• [Your goal] Copy out the data exactly, leaving the pictures behind.

-- Start Recorded information --

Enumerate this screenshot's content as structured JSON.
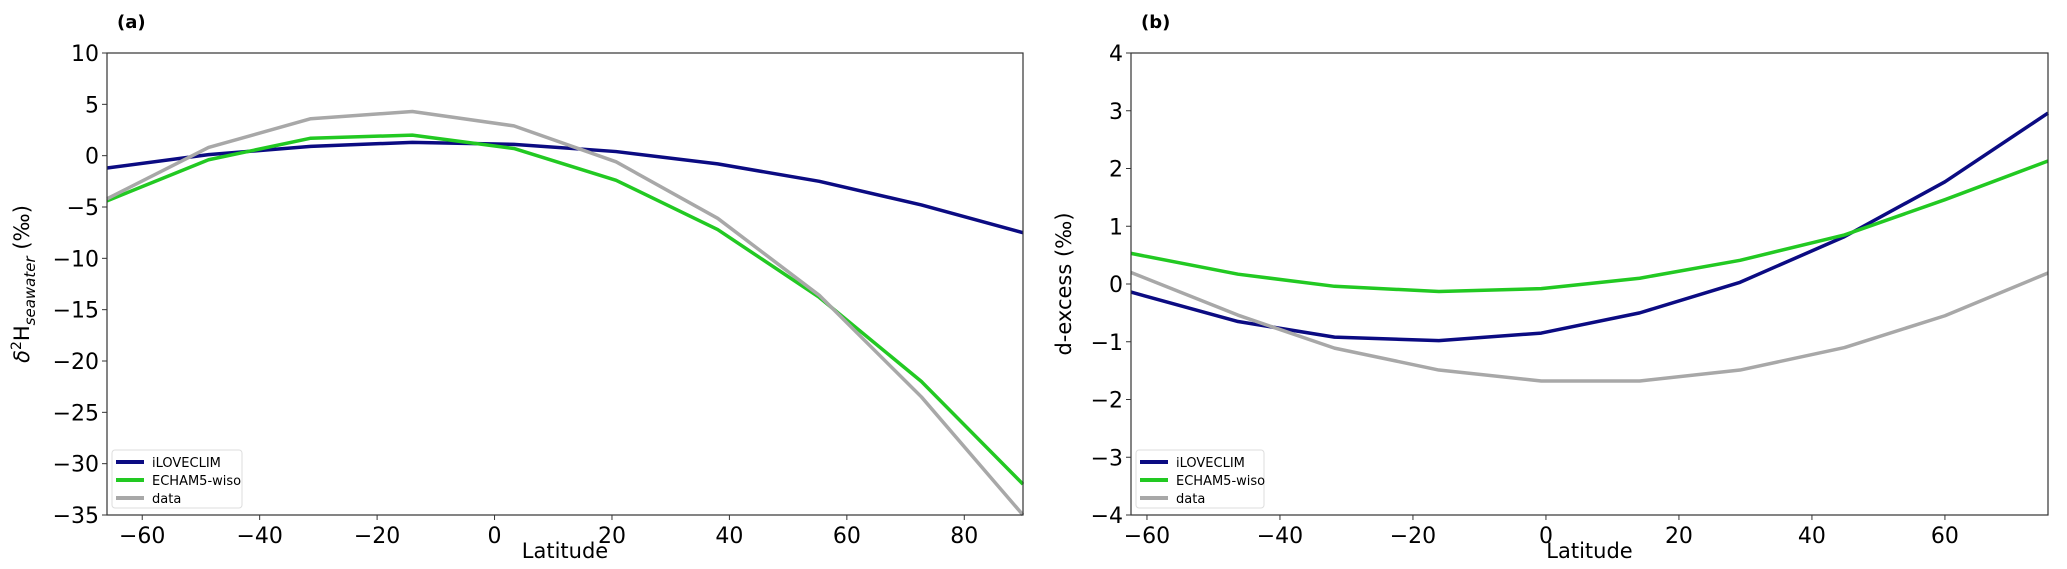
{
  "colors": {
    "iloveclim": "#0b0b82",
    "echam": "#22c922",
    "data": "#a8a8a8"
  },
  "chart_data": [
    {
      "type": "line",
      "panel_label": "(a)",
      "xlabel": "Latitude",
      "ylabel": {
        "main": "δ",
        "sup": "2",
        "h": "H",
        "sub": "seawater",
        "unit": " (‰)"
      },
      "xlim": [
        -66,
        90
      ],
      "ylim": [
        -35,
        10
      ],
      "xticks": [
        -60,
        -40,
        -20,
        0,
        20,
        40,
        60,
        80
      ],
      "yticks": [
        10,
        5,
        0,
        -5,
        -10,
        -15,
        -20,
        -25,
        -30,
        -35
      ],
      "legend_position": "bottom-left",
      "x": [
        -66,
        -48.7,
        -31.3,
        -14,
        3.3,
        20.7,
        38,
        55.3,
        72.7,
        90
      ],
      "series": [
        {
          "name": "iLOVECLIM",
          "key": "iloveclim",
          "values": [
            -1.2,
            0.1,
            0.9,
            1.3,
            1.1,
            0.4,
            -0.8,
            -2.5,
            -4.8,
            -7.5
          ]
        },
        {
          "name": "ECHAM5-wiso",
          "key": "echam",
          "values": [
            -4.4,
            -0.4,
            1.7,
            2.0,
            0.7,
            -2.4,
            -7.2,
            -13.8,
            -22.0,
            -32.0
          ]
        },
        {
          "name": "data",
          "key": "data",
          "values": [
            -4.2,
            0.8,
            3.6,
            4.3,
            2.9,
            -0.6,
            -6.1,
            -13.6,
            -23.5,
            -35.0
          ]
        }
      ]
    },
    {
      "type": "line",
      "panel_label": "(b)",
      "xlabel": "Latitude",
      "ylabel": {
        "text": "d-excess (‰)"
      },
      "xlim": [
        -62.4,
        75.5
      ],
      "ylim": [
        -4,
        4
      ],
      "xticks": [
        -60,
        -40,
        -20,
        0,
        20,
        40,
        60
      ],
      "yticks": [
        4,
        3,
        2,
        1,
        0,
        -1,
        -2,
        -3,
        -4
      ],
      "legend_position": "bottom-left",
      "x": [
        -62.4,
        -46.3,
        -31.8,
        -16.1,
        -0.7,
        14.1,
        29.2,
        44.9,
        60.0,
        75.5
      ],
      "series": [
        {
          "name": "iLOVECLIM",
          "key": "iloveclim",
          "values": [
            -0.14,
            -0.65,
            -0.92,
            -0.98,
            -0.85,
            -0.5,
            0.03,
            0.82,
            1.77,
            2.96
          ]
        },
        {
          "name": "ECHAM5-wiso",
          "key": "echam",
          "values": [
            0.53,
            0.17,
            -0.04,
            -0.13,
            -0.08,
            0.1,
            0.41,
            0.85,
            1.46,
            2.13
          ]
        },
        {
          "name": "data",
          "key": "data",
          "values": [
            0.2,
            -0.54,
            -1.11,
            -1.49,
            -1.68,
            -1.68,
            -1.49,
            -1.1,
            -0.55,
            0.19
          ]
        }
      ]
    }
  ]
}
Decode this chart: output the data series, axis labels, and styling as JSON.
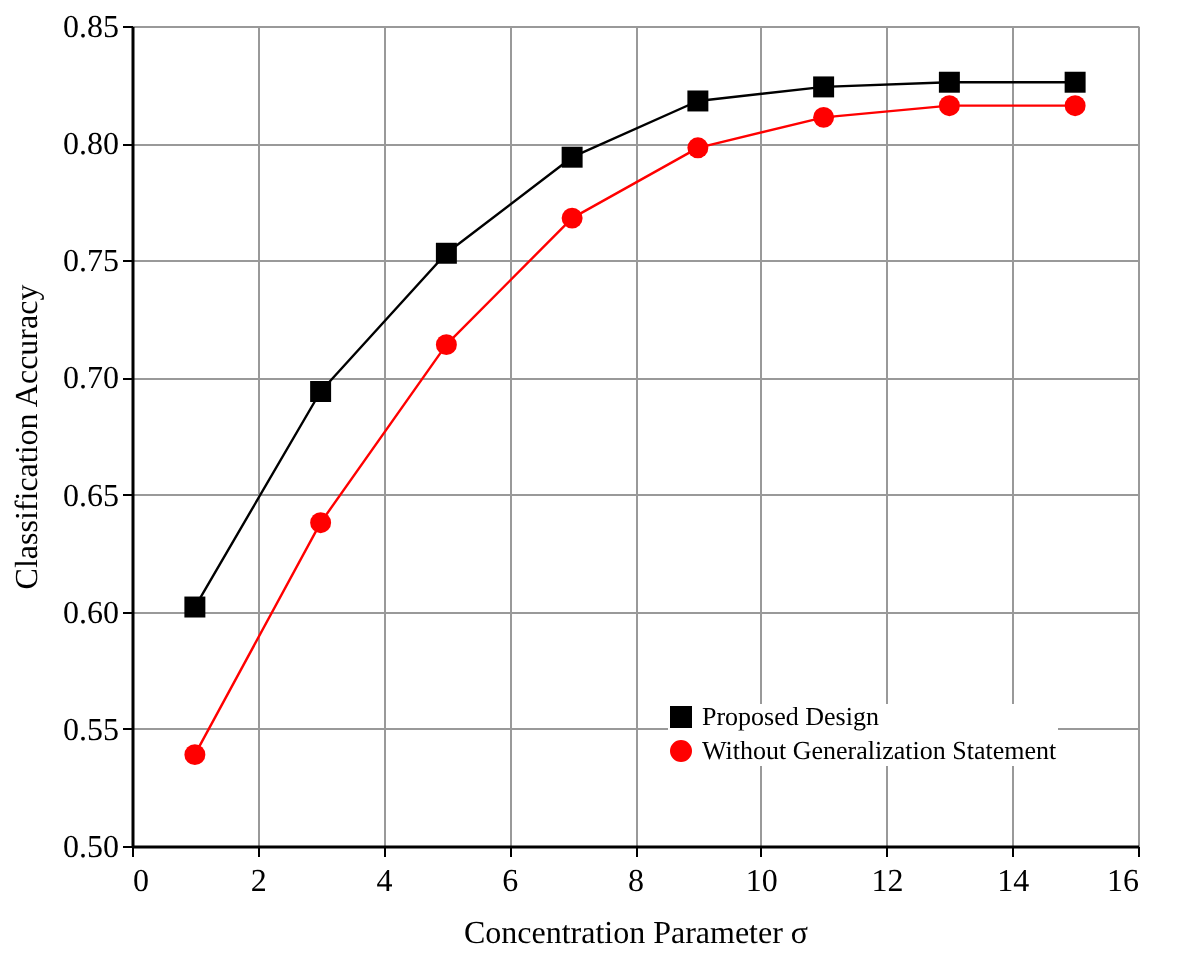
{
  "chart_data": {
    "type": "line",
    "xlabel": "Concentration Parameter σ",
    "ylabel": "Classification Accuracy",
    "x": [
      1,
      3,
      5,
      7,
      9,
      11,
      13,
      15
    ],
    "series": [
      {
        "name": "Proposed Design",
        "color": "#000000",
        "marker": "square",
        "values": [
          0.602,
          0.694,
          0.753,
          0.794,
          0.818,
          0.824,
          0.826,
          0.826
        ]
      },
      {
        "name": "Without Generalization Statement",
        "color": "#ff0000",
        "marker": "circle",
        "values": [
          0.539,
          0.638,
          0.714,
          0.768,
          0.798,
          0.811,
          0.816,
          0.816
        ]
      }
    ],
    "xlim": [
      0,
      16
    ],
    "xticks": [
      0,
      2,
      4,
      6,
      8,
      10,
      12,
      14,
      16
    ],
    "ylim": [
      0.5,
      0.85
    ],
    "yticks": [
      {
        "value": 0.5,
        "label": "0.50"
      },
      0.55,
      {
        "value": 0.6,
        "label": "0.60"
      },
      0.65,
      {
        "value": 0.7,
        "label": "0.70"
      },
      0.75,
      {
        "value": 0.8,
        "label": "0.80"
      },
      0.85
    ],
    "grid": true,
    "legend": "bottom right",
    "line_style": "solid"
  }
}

-- End Recorded information --

• [Solution to the exercise]
Enumerate this screenshot's content as structured JSON.
{
  "colors": {
    "iloveclim": "#0b0b82",
    "echam": "#22c922",
    "data": "#a8a8a8"
  },
  "chart_data": [
    {
      "type": "line",
      "panel_label": "(a)",
      "xlabel": "Latitude",
      "ylabel": {
        "main": "δ",
        "sup": "2",
        "h": "H",
        "sub": "seawater",
        "unit": " (‰)"
      },
      "xlim": [
        -66,
        90
      ],
      "ylim": [
        -35,
        10
      ],
      "xticks": [
        -60,
        -40,
        -20,
        0,
        20,
        40,
        60,
        80
      ],
      "yticks": [
        10,
        5,
        0,
        -5,
        -10,
        -15,
        -20,
        -25,
        -30,
        -35
      ],
      "legend_position": "bottom-left",
      "x": [
        -66,
        -48.7,
        -31.3,
        -14,
        3.3,
        20.7,
        38,
        55.3,
        72.7,
        90
      ],
      "series": [
        {
          "name": "iLOVECLIM",
          "key": "iloveclim",
          "values": [
            -1.2,
            0.1,
            0.9,
            1.3,
            1.1,
            0.4,
            -0.8,
            -2.5,
            -4.8,
            -7.5
          ]
        },
        {
          "name": "ECHAM5-wiso",
          "key": "echam",
          "values": [
            -4.4,
            -0.4,
            1.7,
            2.0,
            0.7,
            -2.4,
            -7.2,
            -13.8,
            -22.0,
            -32.0
          ]
        },
        {
          "name": "data",
          "key": "data",
          "values": [
            -4.2,
            0.8,
            3.6,
            4.3,
            2.9,
            -0.6,
            -6.1,
            -13.6,
            -23.5,
            -35.0
          ]
        }
      ]
    },
    {
      "type": "line",
      "panel_label": "(b)",
      "xlabel": "Latitude",
      "ylabel": {
        "text": "d-excess (‰)"
      },
      "xlim": [
        -62.4,
        75.5
      ],
      "ylim": [
        -4,
        4
      ],
      "xticks": [
        -60,
        -40,
        -20,
        0,
        20,
        40,
        60
      ],
      "yticks": [
        4,
        3,
        2,
        1,
        0,
        -1,
        -2,
        -3,
        -4
      ],
      "legend_position": "bottom-left",
      "x": [
        -62.4,
        -46.3,
        -31.8,
        -16.1,
        -0.7,
        14.1,
        29.2,
        44.9,
        60.0,
        75.5
      ],
      "series": [
        {
          "name": "iLOVECLIM",
          "key": "iloveclim",
          "values": [
            -0.14,
            -0.65,
            -0.92,
            -0.98,
            -0.85,
            -0.5,
            0.03,
            0.82,
            1.77,
            2.96
          ]
        },
        {
          "name": "ECHAM5-wiso",
          "key": "echam",
          "values": [
            0.53,
            0.17,
            -0.04,
            -0.13,
            -0.08,
            0.1,
            0.41,
            0.85,
            1.46,
            2.13
          ]
        },
        {
          "name": "data",
          "key": "data",
          "values": [
            0.2,
            -0.54,
            -1.11,
            -1.49,
            -1.68,
            -1.68,
            -1.49,
            -1.1,
            -0.55,
            0.19
          ]
        }
      ]
    }
  ]
}
Decode this chart: output the data series, axis labels, and styling as JSON.
{
  "chart_data": {
    "type": "line",
    "xlabel": "Concentration Parameter σ",
    "ylabel": "Classification Accuracy",
    "x": [
      1,
      3,
      5,
      7,
      9,
      11,
      13,
      15
    ],
    "series": [
      {
        "name": "Proposed Design",
        "color": "#000000",
        "marker": "square",
        "values": [
          0.602,
          0.694,
          0.753,
          0.794,
          0.818,
          0.824,
          0.826,
          0.826
        ]
      },
      {
        "name": "Without Generalization Statement",
        "color": "#ff0000",
        "marker": "circle",
        "values": [
          0.539,
          0.638,
          0.714,
          0.768,
          0.798,
          0.811,
          0.816,
          0.816
        ]
      }
    ],
    "xlim": [
      0,
      16
    ],
    "xticks": [
      0,
      2,
      4,
      6,
      8,
      10,
      12,
      14,
      16
    ],
    "ylim": [
      0.5,
      0.85
    ],
    "yticks": [
      {
        "value": 0.5,
        "label": "0.50"
      },
      0.55,
      {
        "value": 0.6,
        "label": "0.60"
      },
      0.65,
      {
        "value": 0.7,
        "label": "0.70"
      },
      0.75,
      {
        "value": 0.8,
        "label": "0.80"
      },
      0.85
    ],
    "grid": true,
    "legend": "bottom right",
    "line_style": "solid"
  }
}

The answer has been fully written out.